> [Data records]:
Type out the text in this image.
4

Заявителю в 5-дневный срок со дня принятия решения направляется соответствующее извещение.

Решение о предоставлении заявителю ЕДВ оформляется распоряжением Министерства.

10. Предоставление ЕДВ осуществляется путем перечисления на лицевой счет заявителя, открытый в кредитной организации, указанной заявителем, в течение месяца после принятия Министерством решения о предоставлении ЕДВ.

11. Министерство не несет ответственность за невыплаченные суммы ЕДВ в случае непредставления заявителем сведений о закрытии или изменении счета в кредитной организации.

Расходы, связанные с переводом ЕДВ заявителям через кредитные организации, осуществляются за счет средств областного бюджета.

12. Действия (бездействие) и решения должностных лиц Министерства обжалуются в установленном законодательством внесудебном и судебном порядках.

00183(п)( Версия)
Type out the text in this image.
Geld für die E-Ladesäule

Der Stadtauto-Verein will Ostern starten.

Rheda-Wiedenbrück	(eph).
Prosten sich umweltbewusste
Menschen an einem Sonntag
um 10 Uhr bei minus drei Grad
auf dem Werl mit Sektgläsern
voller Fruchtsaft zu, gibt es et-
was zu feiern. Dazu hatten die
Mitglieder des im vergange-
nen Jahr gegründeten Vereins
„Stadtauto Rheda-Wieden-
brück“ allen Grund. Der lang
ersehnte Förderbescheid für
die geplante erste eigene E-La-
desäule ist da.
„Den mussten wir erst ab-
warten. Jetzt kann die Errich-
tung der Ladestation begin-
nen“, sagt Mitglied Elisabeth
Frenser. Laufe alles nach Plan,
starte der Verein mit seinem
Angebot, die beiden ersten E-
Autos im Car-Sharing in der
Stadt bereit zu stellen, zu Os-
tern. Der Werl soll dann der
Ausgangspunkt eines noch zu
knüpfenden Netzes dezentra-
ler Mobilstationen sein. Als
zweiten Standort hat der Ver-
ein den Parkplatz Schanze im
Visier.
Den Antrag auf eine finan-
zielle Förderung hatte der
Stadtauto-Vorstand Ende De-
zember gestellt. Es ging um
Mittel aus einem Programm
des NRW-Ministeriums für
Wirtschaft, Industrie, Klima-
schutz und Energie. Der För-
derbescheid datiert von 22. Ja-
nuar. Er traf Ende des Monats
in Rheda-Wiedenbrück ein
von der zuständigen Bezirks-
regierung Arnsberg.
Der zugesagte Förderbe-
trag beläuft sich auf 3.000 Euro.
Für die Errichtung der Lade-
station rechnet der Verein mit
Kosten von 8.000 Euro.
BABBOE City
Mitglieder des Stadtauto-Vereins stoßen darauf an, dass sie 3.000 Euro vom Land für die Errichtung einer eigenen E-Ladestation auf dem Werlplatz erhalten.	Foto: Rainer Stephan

> [Exercise goal]:
Tally the lines above containing "sich". Answer with the count only.

> [Problem solution]:
2